→ DIRECTION
Tally the lines containing the word "make" and give the total alone.

→ RECORDS SHOWN
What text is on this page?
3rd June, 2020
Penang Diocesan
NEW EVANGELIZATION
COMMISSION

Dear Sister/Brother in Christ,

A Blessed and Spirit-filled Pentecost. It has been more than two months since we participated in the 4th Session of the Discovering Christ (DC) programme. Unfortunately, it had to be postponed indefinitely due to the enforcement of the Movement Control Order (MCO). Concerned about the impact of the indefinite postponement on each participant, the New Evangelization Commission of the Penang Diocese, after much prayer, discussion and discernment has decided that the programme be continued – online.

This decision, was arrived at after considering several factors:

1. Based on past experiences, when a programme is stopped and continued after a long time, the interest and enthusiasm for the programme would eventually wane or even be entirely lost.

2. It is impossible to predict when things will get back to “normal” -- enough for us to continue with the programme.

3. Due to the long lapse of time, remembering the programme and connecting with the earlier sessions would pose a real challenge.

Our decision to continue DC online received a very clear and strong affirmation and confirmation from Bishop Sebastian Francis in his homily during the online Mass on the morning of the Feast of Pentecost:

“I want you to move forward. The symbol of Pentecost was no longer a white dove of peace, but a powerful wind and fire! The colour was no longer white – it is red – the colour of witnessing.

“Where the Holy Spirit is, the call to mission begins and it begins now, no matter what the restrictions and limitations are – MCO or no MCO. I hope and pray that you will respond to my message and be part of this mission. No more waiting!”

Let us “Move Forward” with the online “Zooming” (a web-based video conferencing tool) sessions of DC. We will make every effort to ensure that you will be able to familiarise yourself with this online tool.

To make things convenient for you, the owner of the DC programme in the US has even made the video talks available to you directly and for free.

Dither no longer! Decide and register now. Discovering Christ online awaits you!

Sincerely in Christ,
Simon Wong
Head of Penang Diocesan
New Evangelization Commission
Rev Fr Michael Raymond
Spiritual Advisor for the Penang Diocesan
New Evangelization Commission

→ FULL SOLUTION
2